→ TASK DETAILS
Filter these entries, keeping only lines that hold the word "header".
—————
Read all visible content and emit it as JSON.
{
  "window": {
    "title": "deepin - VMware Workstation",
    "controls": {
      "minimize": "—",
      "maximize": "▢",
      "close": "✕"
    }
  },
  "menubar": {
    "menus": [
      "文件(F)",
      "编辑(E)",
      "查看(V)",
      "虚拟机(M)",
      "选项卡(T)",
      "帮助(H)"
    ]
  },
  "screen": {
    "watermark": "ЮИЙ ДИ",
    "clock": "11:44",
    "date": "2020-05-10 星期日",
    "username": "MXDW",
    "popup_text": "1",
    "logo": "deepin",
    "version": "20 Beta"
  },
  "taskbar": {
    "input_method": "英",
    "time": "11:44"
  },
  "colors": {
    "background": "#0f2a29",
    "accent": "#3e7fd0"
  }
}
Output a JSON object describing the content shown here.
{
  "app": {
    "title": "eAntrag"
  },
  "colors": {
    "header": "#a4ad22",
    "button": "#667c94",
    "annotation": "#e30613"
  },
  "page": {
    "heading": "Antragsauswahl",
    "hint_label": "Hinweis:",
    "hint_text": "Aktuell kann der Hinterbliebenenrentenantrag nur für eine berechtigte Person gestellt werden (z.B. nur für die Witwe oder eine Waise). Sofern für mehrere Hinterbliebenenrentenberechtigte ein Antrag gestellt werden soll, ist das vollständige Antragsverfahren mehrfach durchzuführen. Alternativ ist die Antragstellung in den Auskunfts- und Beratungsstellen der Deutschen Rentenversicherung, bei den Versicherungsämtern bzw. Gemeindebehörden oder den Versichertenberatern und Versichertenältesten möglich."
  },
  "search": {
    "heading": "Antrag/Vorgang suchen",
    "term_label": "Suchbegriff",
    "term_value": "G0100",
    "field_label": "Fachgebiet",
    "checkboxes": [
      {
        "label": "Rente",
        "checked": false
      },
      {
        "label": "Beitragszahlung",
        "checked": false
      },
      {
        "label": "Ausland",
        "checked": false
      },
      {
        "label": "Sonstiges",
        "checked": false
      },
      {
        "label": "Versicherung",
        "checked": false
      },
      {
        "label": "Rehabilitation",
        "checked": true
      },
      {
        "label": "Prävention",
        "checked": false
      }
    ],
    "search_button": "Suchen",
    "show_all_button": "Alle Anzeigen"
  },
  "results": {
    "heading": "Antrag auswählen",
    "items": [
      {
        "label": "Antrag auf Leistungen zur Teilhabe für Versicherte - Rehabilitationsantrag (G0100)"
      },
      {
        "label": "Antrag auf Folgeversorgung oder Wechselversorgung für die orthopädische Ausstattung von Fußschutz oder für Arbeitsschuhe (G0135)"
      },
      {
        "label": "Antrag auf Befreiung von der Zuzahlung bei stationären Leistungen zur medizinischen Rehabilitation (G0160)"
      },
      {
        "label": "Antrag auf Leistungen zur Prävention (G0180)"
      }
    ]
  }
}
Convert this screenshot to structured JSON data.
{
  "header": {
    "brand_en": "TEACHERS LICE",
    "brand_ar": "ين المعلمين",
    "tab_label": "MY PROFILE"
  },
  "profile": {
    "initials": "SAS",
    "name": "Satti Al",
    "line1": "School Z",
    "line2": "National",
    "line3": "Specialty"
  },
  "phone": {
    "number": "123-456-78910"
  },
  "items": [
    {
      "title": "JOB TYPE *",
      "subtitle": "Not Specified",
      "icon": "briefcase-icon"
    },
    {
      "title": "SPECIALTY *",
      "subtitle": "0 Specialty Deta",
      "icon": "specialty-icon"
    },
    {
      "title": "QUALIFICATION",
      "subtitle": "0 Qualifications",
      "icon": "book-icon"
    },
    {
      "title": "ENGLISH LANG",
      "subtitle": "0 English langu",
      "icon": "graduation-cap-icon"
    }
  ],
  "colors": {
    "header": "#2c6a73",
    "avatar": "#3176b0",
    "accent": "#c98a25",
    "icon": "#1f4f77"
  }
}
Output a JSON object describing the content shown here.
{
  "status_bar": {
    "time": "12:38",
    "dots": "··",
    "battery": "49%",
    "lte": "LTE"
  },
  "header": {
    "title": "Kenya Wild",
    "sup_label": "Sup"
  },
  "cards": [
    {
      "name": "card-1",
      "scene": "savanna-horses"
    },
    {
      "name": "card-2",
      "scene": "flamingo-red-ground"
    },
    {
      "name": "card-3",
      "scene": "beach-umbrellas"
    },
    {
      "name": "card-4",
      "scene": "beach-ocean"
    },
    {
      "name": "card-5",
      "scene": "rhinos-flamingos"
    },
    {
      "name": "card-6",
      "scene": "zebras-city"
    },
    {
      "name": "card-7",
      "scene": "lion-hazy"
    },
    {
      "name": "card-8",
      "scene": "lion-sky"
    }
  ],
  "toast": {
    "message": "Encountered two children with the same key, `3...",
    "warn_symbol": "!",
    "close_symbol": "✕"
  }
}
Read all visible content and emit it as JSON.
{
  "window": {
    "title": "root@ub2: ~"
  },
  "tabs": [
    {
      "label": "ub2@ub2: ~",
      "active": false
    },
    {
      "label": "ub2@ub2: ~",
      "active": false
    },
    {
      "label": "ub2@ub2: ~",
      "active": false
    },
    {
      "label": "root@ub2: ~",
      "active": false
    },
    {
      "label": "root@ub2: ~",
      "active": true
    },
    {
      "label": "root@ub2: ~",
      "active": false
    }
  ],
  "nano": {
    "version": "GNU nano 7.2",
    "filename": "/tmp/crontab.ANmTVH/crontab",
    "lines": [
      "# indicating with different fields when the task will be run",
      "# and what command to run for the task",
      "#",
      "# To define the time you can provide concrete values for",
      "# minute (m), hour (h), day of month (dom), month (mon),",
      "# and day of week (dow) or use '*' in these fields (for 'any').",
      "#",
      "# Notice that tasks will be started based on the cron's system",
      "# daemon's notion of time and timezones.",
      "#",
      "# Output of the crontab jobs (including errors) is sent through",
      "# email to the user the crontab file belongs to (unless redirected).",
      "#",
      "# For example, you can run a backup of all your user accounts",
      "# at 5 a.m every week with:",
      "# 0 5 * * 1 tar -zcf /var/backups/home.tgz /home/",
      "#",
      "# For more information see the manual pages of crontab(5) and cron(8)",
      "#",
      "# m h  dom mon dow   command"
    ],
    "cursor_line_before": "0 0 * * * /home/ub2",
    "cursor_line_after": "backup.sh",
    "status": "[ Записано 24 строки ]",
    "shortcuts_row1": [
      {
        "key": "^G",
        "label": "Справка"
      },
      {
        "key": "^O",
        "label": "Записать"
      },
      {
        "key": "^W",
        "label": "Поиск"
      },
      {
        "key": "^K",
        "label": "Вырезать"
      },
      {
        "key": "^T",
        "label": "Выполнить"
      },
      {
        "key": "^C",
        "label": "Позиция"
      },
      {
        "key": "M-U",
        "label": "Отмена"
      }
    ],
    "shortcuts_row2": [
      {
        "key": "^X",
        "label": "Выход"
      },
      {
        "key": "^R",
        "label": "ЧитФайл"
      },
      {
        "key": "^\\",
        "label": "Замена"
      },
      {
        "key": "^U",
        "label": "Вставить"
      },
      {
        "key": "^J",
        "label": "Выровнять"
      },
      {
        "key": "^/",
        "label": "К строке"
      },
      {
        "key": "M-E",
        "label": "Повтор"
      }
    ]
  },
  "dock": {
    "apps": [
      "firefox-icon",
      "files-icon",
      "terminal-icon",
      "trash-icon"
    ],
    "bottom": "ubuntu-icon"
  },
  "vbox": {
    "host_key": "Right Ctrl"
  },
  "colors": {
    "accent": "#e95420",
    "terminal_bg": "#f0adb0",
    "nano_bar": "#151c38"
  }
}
—————
→ OUTPUT OF THE TASK
    "header": "#a4ad22",
  "header": {
    "header": "#2c6a73",
  "header": {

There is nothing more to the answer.